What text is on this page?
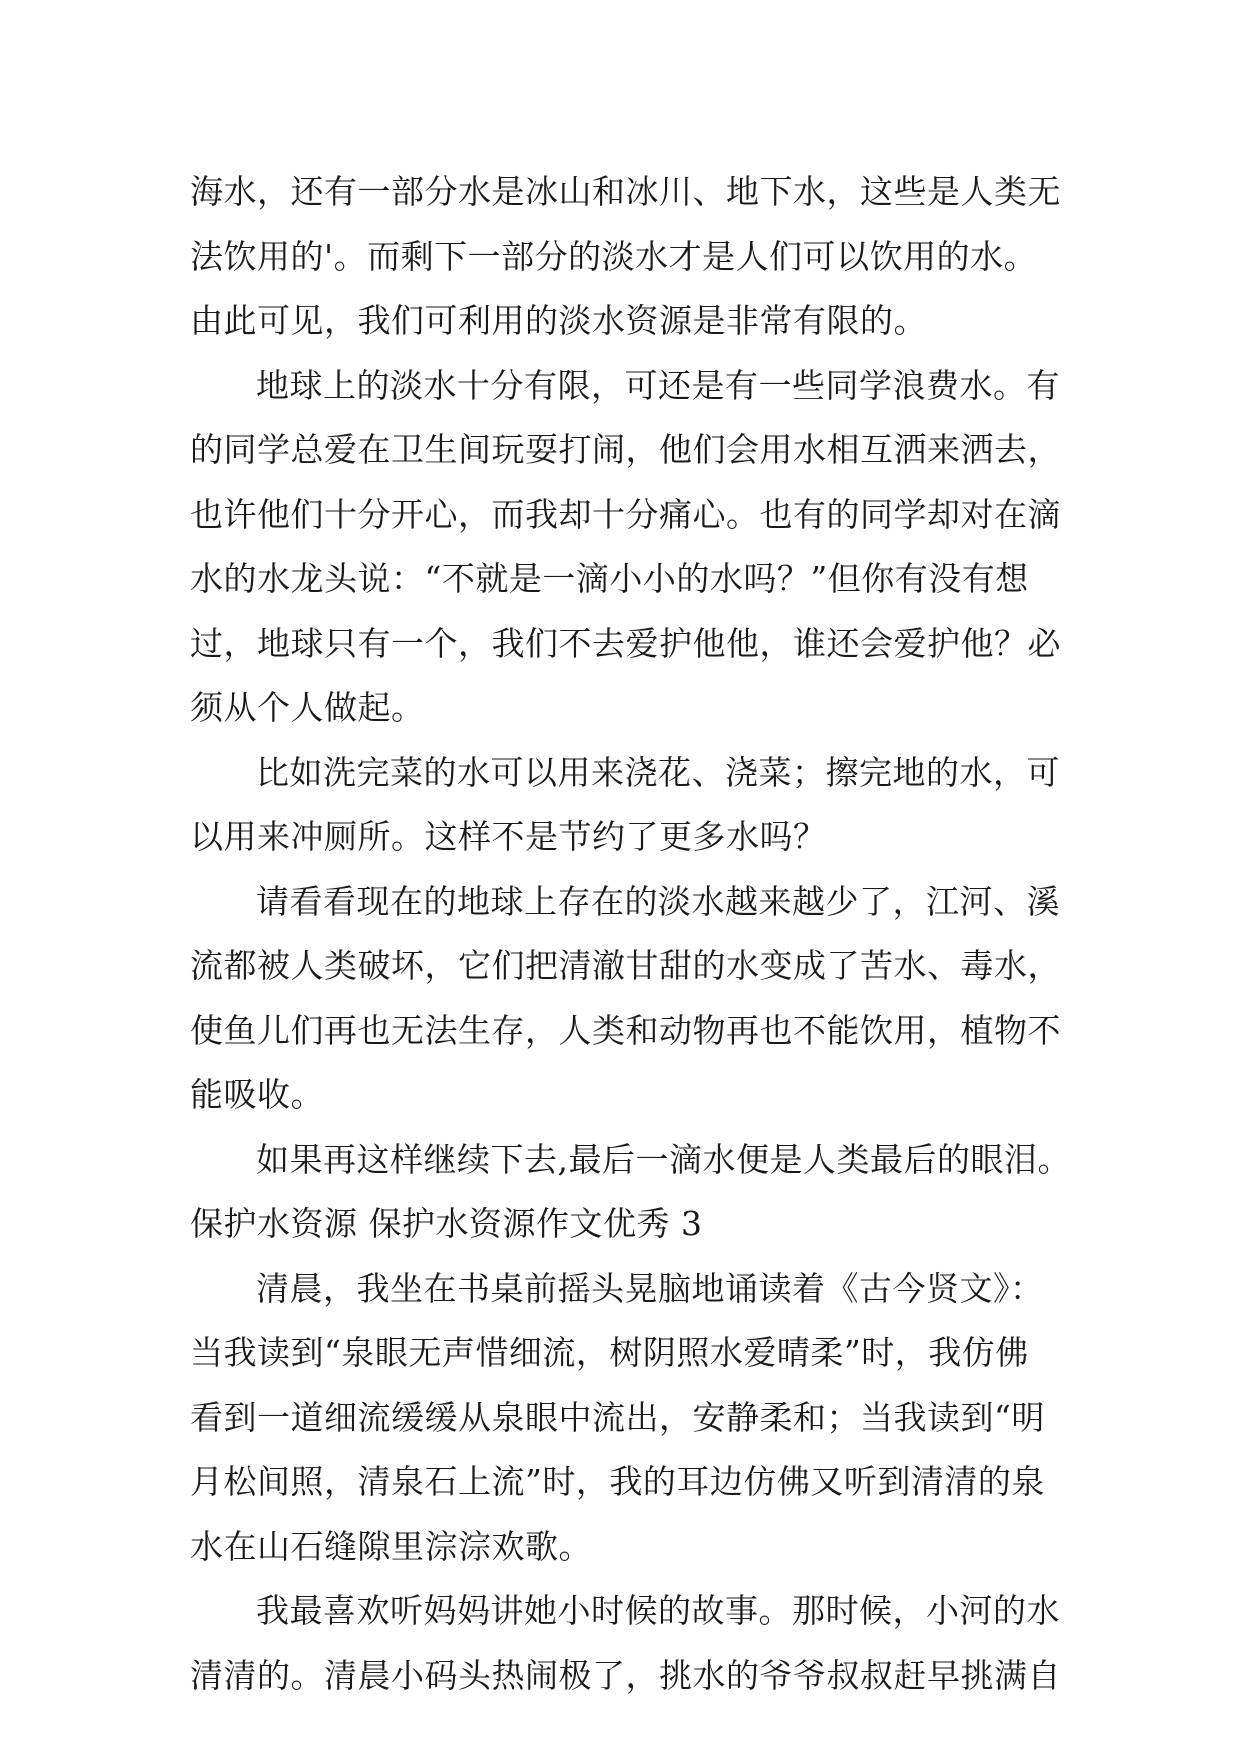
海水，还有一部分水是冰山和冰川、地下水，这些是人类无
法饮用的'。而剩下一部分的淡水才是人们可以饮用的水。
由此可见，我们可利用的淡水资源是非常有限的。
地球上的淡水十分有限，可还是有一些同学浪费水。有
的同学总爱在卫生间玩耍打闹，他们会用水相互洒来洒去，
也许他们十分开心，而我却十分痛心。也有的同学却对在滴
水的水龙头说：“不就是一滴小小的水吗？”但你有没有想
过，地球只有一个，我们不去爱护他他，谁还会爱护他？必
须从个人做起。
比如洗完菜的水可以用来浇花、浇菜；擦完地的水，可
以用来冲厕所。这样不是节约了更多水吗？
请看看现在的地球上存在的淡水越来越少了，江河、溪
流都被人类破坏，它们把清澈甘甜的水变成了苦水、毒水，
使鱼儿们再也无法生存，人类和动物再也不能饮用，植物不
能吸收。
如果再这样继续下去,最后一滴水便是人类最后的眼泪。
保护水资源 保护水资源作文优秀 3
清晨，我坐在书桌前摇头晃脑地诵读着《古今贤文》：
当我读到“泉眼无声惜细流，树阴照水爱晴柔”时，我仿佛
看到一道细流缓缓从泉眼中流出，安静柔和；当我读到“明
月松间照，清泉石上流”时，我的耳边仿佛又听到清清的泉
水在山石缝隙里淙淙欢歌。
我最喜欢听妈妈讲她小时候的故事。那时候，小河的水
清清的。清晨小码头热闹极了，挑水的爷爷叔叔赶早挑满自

§

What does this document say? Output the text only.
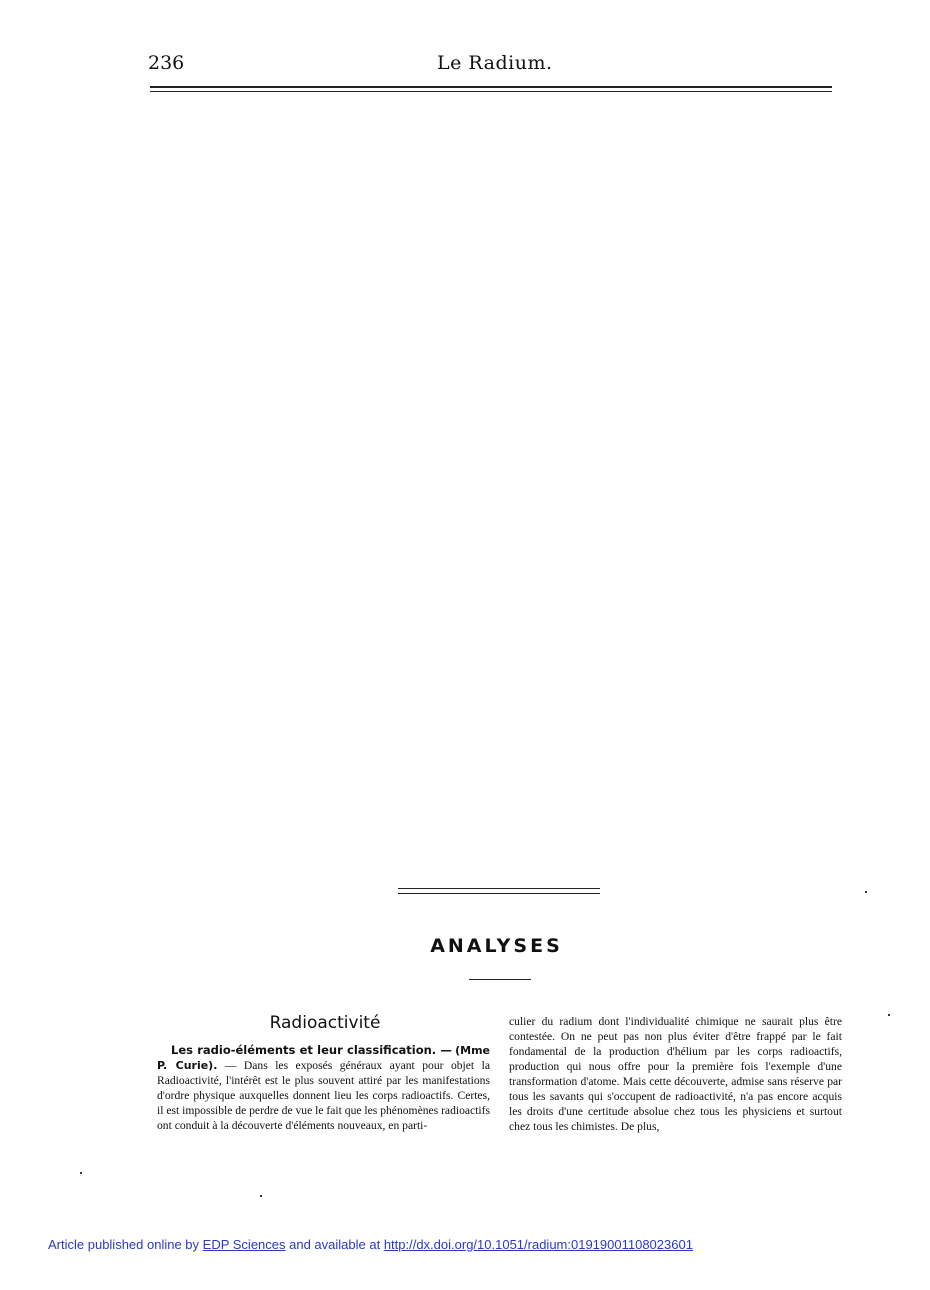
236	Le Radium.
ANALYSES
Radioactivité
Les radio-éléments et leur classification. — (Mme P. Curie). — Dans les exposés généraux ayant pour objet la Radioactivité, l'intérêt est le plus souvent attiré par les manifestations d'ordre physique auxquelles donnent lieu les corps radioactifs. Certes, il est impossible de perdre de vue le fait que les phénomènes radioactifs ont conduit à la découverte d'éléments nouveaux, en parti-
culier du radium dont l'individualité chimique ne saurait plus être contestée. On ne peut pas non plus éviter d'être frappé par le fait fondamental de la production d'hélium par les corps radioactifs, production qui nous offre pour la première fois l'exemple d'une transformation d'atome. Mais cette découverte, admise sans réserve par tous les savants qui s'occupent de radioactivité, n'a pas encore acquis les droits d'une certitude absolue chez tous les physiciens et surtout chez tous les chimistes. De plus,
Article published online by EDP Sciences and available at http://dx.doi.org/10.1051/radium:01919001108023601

§

■ **Requirement**
Give the number of lines in the data that contain "text", with no other words.

■ **Result of the task**
2